### Short problem
What follows is a block of records; reproduce all of it verbatim.

(Data entries)
═══

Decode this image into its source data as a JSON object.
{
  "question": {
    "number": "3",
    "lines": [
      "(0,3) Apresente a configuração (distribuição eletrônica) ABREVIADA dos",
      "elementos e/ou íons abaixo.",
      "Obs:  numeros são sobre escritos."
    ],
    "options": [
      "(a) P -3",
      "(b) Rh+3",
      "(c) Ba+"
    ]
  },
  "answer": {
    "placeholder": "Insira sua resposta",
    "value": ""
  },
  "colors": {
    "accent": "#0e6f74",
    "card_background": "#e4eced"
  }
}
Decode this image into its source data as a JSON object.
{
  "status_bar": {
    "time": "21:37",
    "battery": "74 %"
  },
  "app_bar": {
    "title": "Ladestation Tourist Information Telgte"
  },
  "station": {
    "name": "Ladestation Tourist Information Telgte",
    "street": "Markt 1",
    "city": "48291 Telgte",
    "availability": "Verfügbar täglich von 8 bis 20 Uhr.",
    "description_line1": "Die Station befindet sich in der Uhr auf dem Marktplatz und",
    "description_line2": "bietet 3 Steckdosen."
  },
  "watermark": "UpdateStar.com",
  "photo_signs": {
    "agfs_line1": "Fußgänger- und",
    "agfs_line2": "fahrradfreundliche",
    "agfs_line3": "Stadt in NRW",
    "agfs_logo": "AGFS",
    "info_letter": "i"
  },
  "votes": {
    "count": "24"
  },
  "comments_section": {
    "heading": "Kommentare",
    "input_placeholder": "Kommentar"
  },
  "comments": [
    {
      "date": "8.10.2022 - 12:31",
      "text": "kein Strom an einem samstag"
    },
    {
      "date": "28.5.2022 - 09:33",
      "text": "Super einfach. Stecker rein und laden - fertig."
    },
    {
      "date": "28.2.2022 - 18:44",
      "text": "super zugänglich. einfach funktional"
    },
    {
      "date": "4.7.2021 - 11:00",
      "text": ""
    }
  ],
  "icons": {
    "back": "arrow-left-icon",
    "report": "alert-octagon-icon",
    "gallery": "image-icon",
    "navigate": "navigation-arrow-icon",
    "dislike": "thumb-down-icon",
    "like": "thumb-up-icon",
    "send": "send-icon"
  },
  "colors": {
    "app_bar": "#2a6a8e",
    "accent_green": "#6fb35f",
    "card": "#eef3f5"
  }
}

═══

### Solution for this task
Decode this image into its source data as a JSON object.
{
  "question": {
    "number": "3",
    "lines": [
      "(0,3) Apresente a configuração (distribuição eletrônica) ABREVIADA dos",
      "elementos e/ou íons abaixo.",
      "Obs:  numeros são sobre escritos."
    ],
    "options": [
      "(a) P -3",
      "(b) Rh+3",
      "(c) Ba+"
    ]
  },
  "answer": {
    "placeholder": "Insira sua resposta",
    "value": ""
  },
  "colors": {
    "accent": "#0e6f74",
    "card_background": "#e4eced"
  }
}
Decode this image into its source data as a JSON object.
{
  "status_bar": {
    "time": "21:37",
    "battery": "74 %"
  },
  "app_bar": {
    "title": "Ladestation Tourist Information Telgte"
  },
  "station": {
    "name": "Ladestation Tourist Information Telgte",
    "street": "Markt 1",
    "city": "48291 Telgte",
    "availability": "Verfügbar täglich von 8 bis 20 Uhr.",
    "description_line1": "Die Station befindet sich in der Uhr auf dem Marktplatz und",
    "description_line2": "bietet 3 Steckdosen."
  },
  "watermark": "UpdateStar.com",
  "photo_signs": {
    "agfs_line1": "Fußgänger- und",
    "agfs_line2": "fahrradfreundliche",
    "agfs_line3": "Stadt in NRW",
    "agfs_logo": "AGFS",
    "info_letter": "i"
  },
  "votes": {
    "count": "24"
  },
  "comments_section": {
    "heading": "Kommentare",
    "input_placeholder": "Kommentar"
  },
  "comments": [
    {
      "date": "8.10.2022 - 12:31",
      "text": "kein Strom an einem samstag"
    },
    {
      "date": "28.5.2022 - 09:33",
      "text": "Super einfach. Stecker rein und laden - fertig."
    },
    {
      "date": "28.2.2022 - 18:44",
      "text": "super zugänglich. einfach funktional"
    },
    {
      "date": "4.7.2021 - 11:00",
      "text": ""
    }
  ],
  "icons": {
    "back": "arrow-left-icon",
    "report": "alert-octagon-icon",
    "gallery": "image-icon",
    "navigate": "navigation-arrow-icon",
    "dislike": "thumb-down-icon",
    "like": "thumb-up-icon",
    "send": "send-icon"
  },
  "colors": {
    "app_bar": "#2a6a8e",
    "accent_green": "#6fb35f",
    "card": "#eef3f5"
  }
}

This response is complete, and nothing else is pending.